• _Lines of data_:
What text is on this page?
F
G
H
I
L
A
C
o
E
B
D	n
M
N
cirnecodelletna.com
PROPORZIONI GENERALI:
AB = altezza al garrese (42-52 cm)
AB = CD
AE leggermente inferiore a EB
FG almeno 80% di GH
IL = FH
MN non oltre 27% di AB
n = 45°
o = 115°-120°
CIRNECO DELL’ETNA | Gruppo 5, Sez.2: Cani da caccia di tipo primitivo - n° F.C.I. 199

• _AIM OF THE EXERCISE_:
Reproduce the full set of records precisely.

• _WRITTEN RESPONSE_:
What text is on this page?
F
G
H
I
L
A
C
o
E
B
D	n
M
N
cirnecodelletna.com
PROPORZIONI GENERALI:
AB = altezza al garrese (42-52 cm)
AB = CD
AE leggermente inferiore a EB
FG almeno 80% di GH
IL = FH
MN non oltre 27% di AB
n = 45°
o = 115°-120°
CIRNECO DELL’ETNA | Gruppo 5, Sez.2: Cani da caccia di tipo primitivo - n° F.C.I. 199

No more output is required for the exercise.